Part of a data file
►

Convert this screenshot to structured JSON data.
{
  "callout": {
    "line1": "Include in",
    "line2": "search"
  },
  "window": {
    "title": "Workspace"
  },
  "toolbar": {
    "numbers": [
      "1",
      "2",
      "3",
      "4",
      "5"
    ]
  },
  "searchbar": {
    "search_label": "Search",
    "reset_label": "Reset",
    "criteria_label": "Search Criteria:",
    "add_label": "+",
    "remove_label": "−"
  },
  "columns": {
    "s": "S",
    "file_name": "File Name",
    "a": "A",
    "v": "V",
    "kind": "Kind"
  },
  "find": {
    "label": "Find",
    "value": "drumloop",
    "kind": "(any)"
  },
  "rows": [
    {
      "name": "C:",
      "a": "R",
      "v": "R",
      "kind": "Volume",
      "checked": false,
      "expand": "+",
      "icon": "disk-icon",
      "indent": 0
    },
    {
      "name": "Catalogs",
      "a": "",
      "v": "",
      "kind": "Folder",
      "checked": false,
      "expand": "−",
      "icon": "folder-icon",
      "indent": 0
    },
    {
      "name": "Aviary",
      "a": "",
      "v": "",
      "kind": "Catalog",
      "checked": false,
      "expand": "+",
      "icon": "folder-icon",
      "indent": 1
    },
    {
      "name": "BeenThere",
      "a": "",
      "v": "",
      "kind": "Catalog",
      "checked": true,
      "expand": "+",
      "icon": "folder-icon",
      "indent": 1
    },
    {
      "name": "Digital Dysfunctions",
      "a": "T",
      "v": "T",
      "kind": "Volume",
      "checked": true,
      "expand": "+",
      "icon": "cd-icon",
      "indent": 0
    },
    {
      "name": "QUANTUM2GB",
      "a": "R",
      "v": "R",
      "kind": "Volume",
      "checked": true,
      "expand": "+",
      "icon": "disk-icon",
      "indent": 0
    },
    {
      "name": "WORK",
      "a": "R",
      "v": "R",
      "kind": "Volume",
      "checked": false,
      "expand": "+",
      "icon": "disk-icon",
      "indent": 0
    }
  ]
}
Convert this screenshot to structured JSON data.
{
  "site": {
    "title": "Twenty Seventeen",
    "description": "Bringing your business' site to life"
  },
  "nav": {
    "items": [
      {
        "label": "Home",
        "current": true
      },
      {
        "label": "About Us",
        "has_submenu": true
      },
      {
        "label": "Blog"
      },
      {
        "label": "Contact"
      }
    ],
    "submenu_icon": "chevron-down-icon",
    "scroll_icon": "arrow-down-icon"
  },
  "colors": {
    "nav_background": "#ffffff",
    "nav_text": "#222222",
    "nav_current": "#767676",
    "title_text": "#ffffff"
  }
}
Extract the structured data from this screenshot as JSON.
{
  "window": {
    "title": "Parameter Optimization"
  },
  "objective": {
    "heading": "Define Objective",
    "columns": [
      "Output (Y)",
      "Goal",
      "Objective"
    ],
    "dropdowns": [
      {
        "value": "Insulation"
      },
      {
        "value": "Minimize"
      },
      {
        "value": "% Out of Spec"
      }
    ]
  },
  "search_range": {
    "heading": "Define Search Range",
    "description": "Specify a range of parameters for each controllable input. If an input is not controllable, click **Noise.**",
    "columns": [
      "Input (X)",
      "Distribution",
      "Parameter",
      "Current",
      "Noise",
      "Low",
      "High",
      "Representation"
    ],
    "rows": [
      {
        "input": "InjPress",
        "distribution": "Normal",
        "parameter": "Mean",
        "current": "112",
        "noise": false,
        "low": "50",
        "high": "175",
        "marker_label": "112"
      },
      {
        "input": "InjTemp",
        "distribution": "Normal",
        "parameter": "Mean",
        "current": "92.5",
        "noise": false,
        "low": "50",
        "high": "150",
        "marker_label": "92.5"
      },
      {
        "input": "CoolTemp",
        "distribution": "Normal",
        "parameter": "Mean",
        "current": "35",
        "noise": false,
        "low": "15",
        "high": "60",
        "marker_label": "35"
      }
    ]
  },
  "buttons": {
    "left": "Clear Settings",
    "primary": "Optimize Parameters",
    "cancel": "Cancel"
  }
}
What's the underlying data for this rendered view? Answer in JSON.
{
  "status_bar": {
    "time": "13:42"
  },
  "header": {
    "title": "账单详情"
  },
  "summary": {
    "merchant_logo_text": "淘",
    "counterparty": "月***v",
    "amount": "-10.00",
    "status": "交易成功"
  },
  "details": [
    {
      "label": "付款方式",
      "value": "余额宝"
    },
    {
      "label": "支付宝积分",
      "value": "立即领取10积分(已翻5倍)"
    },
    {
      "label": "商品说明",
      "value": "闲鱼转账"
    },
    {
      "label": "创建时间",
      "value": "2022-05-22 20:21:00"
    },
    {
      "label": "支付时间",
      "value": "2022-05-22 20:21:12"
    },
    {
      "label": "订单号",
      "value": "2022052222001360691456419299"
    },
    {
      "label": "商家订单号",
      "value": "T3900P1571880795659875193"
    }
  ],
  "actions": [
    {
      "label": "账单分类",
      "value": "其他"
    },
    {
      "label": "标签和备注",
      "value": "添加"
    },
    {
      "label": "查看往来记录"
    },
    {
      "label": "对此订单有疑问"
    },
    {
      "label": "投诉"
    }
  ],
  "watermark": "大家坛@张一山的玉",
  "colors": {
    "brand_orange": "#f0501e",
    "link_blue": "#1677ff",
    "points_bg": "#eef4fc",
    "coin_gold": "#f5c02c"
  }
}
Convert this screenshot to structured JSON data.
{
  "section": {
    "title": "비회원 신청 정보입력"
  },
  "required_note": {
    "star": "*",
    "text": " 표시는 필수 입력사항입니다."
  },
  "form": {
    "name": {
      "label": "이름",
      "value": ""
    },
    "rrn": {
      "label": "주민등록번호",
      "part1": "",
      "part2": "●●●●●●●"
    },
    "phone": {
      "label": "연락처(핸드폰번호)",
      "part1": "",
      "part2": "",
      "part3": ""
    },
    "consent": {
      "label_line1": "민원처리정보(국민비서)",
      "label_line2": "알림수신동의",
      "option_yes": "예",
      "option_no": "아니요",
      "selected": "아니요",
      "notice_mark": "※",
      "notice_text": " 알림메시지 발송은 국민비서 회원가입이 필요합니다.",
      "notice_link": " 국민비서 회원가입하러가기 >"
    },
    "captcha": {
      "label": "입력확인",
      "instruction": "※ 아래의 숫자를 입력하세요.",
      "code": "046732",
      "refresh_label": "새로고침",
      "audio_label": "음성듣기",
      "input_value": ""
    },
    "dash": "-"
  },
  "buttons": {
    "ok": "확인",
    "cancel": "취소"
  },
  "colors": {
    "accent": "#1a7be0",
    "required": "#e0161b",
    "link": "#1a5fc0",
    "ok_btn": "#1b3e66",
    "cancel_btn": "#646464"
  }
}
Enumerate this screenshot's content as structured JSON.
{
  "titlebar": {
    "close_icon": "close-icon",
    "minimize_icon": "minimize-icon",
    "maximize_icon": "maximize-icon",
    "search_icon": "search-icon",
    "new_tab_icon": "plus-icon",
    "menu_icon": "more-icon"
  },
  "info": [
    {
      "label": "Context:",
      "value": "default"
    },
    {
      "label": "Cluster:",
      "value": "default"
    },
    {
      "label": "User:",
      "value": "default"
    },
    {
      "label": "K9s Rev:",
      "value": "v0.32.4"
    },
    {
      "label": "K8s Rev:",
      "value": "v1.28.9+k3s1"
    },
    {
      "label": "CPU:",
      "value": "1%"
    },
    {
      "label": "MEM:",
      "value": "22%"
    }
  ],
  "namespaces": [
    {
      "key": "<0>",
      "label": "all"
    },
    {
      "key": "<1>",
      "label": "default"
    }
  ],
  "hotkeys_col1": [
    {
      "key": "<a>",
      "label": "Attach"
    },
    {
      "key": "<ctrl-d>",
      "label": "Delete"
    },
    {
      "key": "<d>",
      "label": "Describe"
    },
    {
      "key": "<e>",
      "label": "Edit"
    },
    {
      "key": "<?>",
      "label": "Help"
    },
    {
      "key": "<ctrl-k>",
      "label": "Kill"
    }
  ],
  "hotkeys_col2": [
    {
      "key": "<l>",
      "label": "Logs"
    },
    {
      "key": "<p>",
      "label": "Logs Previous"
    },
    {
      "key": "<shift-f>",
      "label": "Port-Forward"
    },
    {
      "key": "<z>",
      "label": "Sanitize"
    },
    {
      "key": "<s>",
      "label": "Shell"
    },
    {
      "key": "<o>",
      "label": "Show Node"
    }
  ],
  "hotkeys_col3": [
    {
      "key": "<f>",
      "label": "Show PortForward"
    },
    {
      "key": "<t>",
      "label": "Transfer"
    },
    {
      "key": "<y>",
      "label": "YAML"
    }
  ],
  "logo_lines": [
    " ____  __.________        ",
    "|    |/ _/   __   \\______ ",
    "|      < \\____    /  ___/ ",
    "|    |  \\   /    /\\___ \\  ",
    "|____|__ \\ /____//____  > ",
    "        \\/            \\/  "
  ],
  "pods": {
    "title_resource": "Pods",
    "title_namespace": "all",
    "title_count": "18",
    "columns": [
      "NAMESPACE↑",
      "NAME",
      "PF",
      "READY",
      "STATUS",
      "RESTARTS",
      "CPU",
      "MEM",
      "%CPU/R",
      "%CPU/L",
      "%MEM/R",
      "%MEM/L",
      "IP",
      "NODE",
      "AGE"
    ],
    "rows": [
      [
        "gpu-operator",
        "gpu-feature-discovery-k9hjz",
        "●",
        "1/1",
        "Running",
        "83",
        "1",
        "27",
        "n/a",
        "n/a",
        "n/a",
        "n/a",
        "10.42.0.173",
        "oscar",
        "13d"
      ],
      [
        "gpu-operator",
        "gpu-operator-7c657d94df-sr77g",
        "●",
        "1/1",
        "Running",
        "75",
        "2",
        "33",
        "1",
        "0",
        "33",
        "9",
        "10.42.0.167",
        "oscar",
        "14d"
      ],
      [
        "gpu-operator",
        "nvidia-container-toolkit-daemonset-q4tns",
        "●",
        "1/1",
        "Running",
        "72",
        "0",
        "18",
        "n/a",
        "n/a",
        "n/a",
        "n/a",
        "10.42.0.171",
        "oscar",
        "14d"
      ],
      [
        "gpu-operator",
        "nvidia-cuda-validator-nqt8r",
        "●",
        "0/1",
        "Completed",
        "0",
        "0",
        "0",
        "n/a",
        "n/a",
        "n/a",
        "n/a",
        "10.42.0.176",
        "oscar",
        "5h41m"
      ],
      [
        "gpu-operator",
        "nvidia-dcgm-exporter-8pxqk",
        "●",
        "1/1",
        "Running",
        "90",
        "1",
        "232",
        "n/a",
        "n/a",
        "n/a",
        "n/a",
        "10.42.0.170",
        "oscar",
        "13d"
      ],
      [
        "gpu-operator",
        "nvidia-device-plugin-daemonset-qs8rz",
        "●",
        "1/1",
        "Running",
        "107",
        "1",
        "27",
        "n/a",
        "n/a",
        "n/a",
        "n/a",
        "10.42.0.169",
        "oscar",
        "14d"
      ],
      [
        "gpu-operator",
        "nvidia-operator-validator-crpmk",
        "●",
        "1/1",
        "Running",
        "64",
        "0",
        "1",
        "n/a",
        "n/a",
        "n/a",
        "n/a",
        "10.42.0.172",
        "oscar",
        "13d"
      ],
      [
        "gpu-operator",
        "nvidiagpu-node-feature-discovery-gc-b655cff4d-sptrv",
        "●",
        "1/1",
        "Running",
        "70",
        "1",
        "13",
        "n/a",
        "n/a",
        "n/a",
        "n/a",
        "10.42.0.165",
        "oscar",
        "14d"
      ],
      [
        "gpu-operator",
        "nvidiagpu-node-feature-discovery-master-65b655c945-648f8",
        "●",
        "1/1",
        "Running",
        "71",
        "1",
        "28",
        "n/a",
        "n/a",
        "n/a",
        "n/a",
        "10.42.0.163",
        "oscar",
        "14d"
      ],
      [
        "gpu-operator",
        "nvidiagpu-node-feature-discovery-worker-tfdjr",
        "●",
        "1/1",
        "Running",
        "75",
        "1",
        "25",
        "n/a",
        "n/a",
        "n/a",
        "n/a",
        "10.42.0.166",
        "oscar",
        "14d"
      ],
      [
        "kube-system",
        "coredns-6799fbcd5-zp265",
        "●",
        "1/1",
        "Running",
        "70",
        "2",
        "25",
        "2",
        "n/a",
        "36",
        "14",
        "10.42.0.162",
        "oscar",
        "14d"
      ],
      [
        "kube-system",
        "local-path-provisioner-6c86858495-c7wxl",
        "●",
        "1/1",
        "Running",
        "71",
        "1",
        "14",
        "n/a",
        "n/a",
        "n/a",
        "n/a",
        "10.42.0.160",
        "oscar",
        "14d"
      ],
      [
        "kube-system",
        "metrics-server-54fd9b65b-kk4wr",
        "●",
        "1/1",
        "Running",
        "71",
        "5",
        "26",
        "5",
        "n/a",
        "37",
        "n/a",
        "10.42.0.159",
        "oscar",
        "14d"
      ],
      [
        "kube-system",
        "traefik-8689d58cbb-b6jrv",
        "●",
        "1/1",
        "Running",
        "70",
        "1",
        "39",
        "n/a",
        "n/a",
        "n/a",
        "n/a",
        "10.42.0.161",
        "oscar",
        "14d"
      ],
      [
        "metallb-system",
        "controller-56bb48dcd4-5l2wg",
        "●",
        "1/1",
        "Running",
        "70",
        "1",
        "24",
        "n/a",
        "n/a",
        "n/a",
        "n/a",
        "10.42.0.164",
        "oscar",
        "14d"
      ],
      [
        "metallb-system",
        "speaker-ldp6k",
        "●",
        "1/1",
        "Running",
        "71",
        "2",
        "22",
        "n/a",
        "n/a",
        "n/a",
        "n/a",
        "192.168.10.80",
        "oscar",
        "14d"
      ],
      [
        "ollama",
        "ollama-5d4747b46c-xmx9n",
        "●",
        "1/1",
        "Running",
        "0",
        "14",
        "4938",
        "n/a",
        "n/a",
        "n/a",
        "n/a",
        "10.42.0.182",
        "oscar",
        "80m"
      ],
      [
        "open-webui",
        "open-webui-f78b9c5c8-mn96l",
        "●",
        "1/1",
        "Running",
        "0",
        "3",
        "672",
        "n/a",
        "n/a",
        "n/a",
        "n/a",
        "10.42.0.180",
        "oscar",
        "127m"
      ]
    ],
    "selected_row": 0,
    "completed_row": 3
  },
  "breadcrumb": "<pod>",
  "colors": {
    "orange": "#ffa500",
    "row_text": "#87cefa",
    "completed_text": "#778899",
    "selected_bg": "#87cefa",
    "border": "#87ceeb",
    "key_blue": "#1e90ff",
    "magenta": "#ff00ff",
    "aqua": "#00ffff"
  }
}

◄

_SET EXERCISE_
Leave out every line without the string "feature" and copy the rest.

_SOLUTION TO THIS TASK_
        "gpu-feature-discovery-k9hjz",
        "nvidiagpu-node-feature-discovery-gc-b655cff4d-sptrv",
        "nvidiagpu-node-feature-discovery-master-65b655c945-648f8",
        "nvidiagpu-node-feature-discovery-worker-tfdjr",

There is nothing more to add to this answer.